### Aim
How many of the lines below contain "text"? Answer with that number alone.

### Data for this exercise
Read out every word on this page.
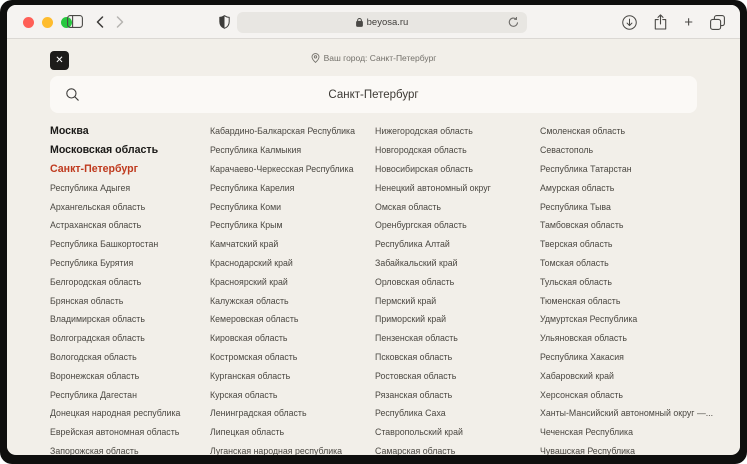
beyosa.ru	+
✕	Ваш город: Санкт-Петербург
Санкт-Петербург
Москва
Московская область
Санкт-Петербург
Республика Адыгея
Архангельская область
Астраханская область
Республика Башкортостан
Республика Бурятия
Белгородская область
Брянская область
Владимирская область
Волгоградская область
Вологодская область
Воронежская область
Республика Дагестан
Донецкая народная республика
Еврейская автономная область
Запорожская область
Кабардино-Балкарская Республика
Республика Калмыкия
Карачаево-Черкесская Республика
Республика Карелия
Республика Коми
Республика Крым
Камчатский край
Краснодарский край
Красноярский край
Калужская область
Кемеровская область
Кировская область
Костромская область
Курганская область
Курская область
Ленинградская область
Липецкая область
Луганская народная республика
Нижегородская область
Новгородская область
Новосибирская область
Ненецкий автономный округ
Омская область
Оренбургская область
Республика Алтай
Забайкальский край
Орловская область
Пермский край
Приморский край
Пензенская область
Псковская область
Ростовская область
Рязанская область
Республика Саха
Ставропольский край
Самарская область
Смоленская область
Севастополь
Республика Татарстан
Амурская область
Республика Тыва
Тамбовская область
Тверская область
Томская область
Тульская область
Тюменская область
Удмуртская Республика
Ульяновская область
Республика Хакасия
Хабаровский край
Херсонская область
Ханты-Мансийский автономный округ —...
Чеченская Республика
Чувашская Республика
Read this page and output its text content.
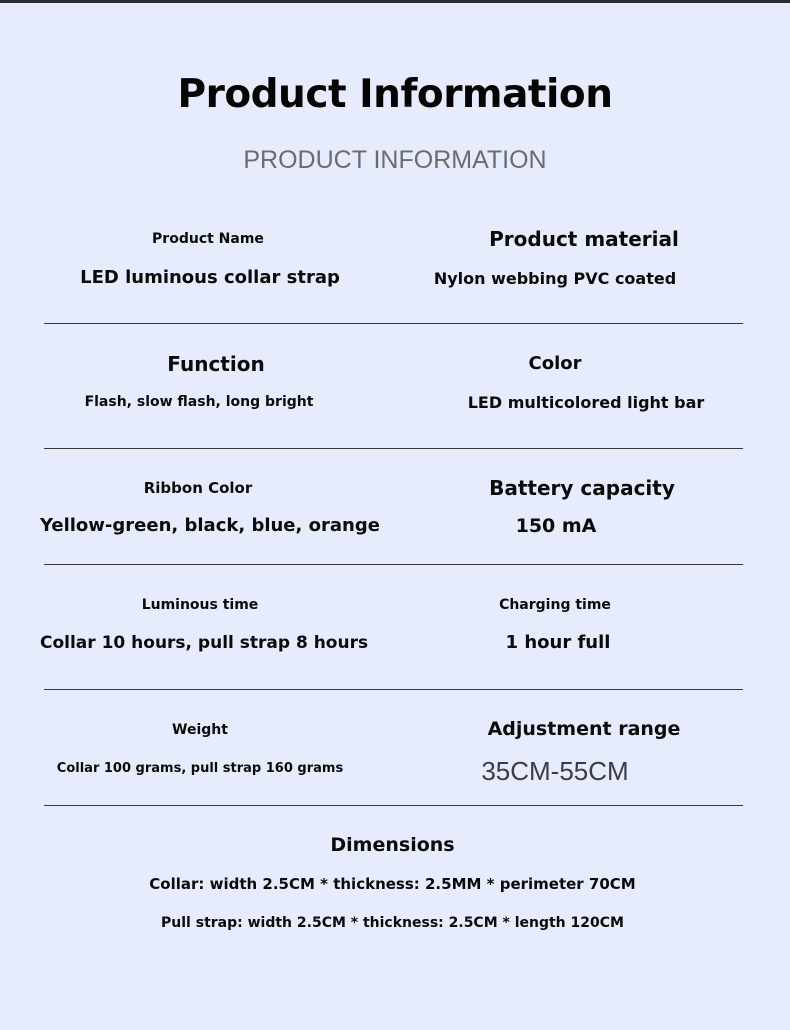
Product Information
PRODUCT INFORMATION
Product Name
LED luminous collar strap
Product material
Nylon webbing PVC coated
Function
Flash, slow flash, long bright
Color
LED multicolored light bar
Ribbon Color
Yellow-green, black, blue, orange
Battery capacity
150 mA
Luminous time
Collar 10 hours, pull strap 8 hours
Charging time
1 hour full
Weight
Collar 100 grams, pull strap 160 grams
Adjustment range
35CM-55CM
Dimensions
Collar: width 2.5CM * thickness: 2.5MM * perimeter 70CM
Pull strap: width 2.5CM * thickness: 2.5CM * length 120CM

* * *

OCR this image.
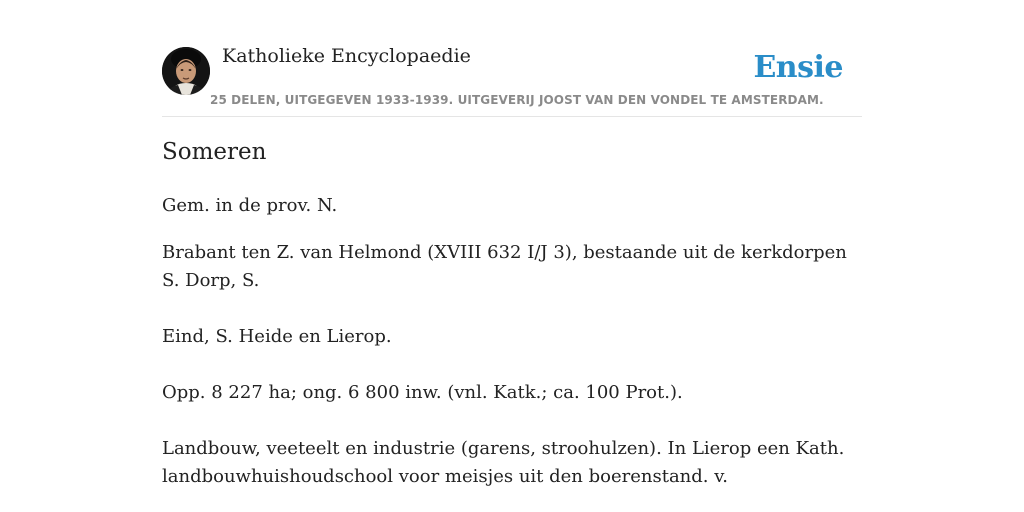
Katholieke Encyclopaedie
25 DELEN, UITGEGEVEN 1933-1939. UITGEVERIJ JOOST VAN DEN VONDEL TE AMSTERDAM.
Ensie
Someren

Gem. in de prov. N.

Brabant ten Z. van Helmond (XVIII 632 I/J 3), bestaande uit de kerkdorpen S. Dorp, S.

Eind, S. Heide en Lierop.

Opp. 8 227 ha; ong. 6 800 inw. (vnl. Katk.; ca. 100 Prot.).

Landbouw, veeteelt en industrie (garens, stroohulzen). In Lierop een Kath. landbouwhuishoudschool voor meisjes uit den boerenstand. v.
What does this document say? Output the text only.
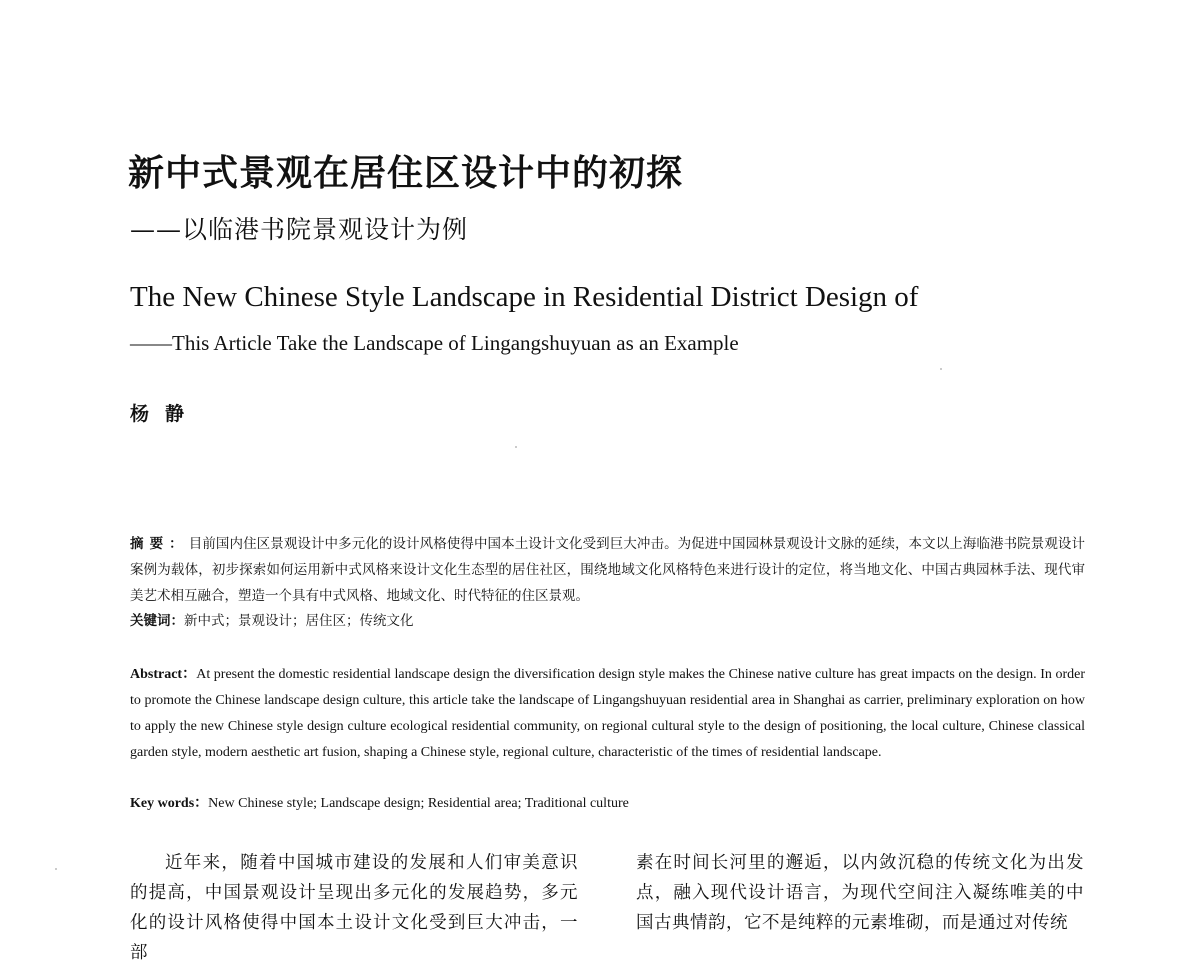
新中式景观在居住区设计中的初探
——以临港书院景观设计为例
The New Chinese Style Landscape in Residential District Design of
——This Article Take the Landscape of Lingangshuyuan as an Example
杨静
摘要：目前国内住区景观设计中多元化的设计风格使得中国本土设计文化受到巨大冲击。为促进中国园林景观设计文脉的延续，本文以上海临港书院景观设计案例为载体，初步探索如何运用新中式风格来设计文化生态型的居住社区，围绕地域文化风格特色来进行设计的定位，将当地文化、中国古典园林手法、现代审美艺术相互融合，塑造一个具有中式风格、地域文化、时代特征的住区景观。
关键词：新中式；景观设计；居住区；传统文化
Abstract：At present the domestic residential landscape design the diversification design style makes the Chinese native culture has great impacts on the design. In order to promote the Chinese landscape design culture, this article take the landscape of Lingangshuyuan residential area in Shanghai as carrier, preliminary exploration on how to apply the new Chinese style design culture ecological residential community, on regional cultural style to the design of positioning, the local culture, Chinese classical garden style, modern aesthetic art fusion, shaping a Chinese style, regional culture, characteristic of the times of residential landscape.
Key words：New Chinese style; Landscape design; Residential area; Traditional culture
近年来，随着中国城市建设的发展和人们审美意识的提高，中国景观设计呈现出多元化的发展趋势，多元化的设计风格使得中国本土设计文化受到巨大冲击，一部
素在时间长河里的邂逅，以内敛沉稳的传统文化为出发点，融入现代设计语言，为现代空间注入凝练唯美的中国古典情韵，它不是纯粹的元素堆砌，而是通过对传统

* * *

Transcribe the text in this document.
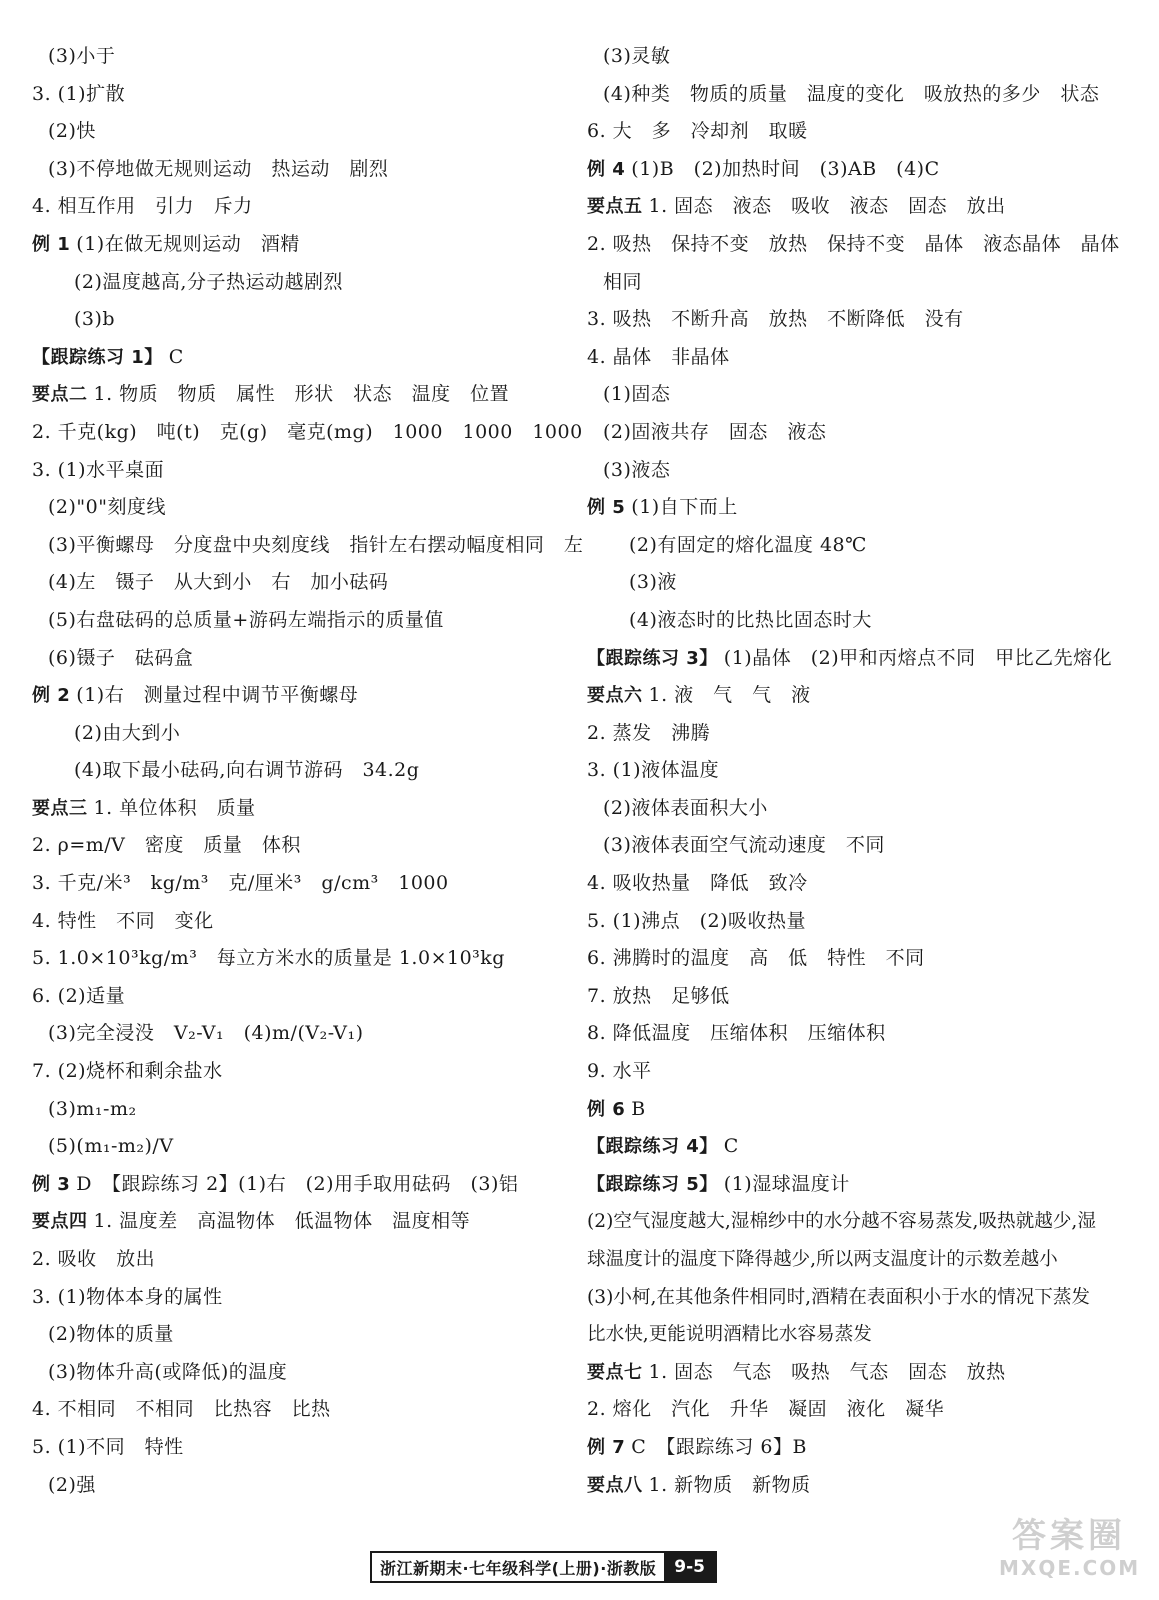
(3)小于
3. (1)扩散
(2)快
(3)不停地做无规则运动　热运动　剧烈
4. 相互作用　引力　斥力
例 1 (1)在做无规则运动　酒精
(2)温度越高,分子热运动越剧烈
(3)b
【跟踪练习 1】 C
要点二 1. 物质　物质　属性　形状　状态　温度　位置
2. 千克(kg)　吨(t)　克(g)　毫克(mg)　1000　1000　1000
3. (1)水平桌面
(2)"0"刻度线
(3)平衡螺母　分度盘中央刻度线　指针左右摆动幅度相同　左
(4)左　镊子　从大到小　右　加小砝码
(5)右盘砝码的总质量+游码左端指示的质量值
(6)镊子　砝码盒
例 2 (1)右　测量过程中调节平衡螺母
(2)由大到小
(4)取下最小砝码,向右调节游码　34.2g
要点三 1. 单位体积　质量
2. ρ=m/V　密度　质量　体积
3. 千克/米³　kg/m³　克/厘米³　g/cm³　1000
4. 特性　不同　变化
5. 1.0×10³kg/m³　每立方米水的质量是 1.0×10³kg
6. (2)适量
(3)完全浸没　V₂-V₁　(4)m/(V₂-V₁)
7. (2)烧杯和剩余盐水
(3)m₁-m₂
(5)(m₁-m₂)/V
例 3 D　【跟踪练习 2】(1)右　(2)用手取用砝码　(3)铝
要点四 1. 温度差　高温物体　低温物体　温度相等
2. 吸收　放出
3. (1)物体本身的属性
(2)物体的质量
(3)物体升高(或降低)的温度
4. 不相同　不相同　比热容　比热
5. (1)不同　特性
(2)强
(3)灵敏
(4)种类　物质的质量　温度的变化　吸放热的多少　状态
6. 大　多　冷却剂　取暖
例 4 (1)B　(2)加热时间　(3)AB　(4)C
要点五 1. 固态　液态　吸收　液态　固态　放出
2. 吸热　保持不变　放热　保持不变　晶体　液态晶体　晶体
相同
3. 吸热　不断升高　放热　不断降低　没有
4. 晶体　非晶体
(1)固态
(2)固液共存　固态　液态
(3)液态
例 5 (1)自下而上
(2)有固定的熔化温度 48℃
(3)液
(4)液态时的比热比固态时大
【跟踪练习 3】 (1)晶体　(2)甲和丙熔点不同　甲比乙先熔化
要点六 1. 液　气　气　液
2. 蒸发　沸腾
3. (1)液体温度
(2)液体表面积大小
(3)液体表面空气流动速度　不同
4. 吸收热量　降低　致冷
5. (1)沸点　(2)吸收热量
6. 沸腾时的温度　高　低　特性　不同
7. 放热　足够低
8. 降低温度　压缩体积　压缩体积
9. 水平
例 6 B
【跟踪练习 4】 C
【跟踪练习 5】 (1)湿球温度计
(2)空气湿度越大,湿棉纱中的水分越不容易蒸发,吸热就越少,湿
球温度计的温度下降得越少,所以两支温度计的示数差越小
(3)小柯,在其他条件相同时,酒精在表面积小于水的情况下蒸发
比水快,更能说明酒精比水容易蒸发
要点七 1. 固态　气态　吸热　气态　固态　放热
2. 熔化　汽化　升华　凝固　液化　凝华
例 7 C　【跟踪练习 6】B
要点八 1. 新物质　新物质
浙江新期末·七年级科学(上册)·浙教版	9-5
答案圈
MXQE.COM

### Answer to this exercise
3